Exercise instructions:
Would you transcribe the listing that follows, character for character, and omit its images?

(Recorded data)
--- Begin ---
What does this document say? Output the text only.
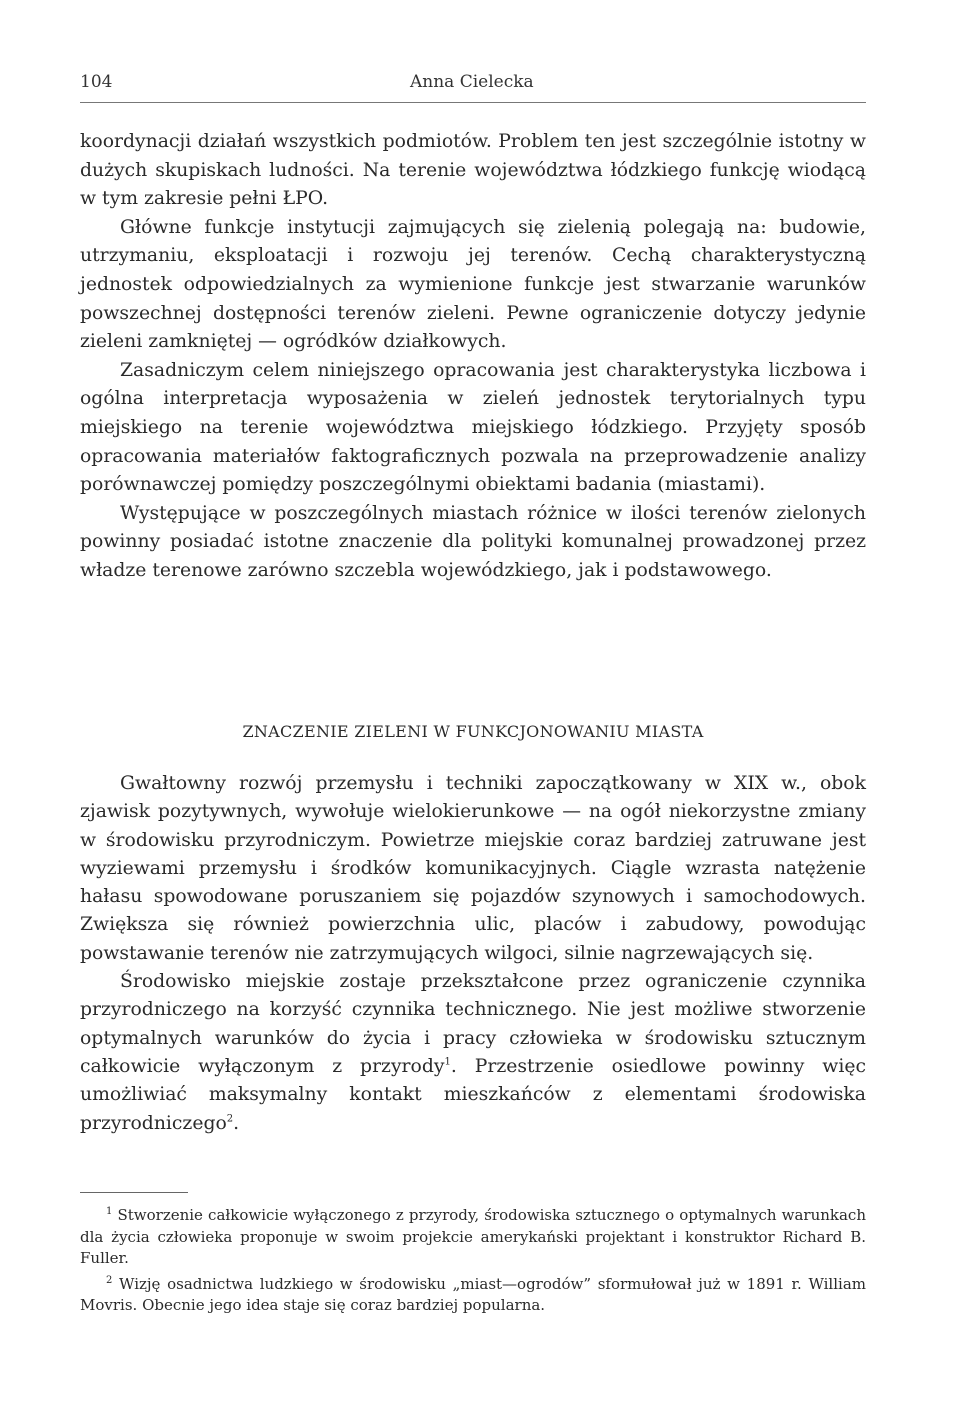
104	Anna Cielecka

koordynacji działań wszystkich podmiotów. Problem ten jest szczególnie istotny w dużych skupiskach ludności. Na terenie województwa łódzkiego funkcję wiodącą w tym zakresie pełni ŁPO.

Główne funkcje instytucji zajmujących się zielenią polegają na: budowie, utrzymaniu, eksploatacji i rozwoju jej terenów. Cechą charakterystyczną jednostek odpowiedzialnych za wymienione funkcje jest stwarzanie warunków powszechnej dostępności terenów zieleni. Pewne ograniczenie dotyczy jedynie zieleni zamkniętej — ogródków działkowych.

Zasadniczym celem niniejszego opracowania jest charakterystyka liczbowa i ogólna interpretacja wyposażenia w zieleń jednostek terytorialnych typu miejskiego na terenie województwa miejskiego łódzkiego. Przyjęty sposób opracowania materiałów faktograficznych pozwala na przeprowadzenie analizy porównawczej pomiędzy poszczególnymi obiektami badania (miastami).

Występujące w poszczególnych miastach różnice w ilości terenów zielonych powinny posiadać istotne znaczenie dla polityki komunalnej prowadzonej przez władze terenowe zarówno szczebla wojewódzkiego, jak i podstawowego.

ZNACZENIE ZIELENI W FUNKCJONOWANIU MIASTA

Gwałtowny rozwój przemysłu i techniki zapoczątkowany w XIX w., obok zjawisk pozytywnych, wywołuje wielokierunkowe — na ogół niekorzystne zmiany w środowisku przyrodniczym. Powietrze miejskie coraz bardziej zatruwane jest wyziewami przemysłu i środków komunikacyjnych. Ciągle wzrasta natężenie hałasu spowodowane poruszaniem się pojazdów szynowych i samochodowych. Zwiększa się również powierzchnia ulic, placów i zabudowy, powodując powstawanie terenów nie zatrzymujących wilgoci, silnie nagrzewających się.

Środowisko miejskie zostaje przekształcone przez ograniczenie czynnika przyrodniczego na korzyść czynnika technicznego. Nie jest możliwe stworzenie optymalnych warunków do życia i pracy człowieka w środowisku sztucznym całkowicie wyłączonym z przyrody$^1$. Przestrzenie osiedlowe powinny więc umożliwiać maksymalny kontakt mieszkańców z elementami środowiska przyrodniczego$^2$.

$^1$ Stworzenie całkowicie wyłączonego z przyrody, środowiska sztucznego o optymalnych warunkach dla życia człowieka proponuje w swoim projekcie amerykański projektant i konstruktor Richard B. Fuller.

$^2$ Wizję osadnictwa ludzkiego w środowisku „miast—ogrodów” sformułował już w 1891 r. William Movris. Obecnie jego idea staje się coraz bardziej popularna.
--- End ---
Task response:
What does this document say? Output the text only.
104	Anna Cielecka

koordynacji działań wszystkich podmiotów. Problem ten jest szczególnie istotny w dużych skupiskach ludności. Na terenie województwa łódzkiego funkcję wiodącą w tym zakresie pełni ŁPO.

Główne funkcje instytucji zajmujących się zielenią polegają na: budowie, utrzymaniu, eksploatacji i rozwoju jej terenów. Cechą charakterystyczną jednostek odpowiedzialnych za wymienione funkcje jest stwarzanie warunków powszechnej dostępności terenów zieleni. Pewne ograniczenie dotyczy jedynie zieleni zamkniętej — ogródków działkowych.

Zasadniczym celem niniejszego opracowania jest charakterystyka liczbowa i ogólna interpretacja wyposażenia w zieleń jednostek terytorialnych typu miejskiego na terenie województwa miejskiego łódzkiego. Przyjęty sposób opracowania materiałów faktograficznych pozwala na przeprowadzenie analizy porównawczej pomiędzy poszczególnymi obiektami badania (miastami).

Występujące w poszczególnych miastach różnice w ilości terenów zielonych powinny posiadać istotne znaczenie dla polityki komunalnej prowadzonej przez władze terenowe zarówno szczebla wojewódzkiego, jak i podstawowego.

ZNACZENIE ZIELENI W FUNKCJONOWANIU MIASTA

Gwałtowny rozwój przemysłu i techniki zapoczątkowany w XIX w., obok zjawisk pozytywnych, wywołuje wielokierunkowe — na ogół niekorzystne zmiany w środowisku przyrodniczym. Powietrze miejskie coraz bardziej zatruwane jest wyziewami przemysłu i środków komunikacyjnych. Ciągle wzrasta natężenie hałasu spowodowane poruszaniem się pojazdów szynowych i samochodowych. Zwiększa się również powierzchnia ulic, placów i zabudowy, powodując powstawanie terenów nie zatrzymujących wilgoci, silnie nagrzewających się.

Środowisko miejskie zostaje przekształcone przez ograniczenie czynnika przyrodniczego na korzyść czynnika technicznego. Nie jest możliwe stworzenie optymalnych warunków do życia i pracy człowieka w środowisku sztucznym całkowicie wyłączonym z przyrody$^1$. Przestrzenie osiedlowe powinny więc umożliwiać maksymalny kontakt mieszkańców z elementami środowiska przyrodniczego$^2$.

$^1$ Stworzenie całkowicie wyłączonego z przyrody, środowiska sztucznego o optymalnych warunkach dla życia człowieka proponuje w swoim projekcie amerykański projektant i konstruktor Richard B. Fuller.

$^2$ Wizję osadnictwa ludzkiego w środowisku „miast—ogrodów” sformułował już w 1891 r. William Movris. Obecnie jego idea staje się coraz bardziej popularna.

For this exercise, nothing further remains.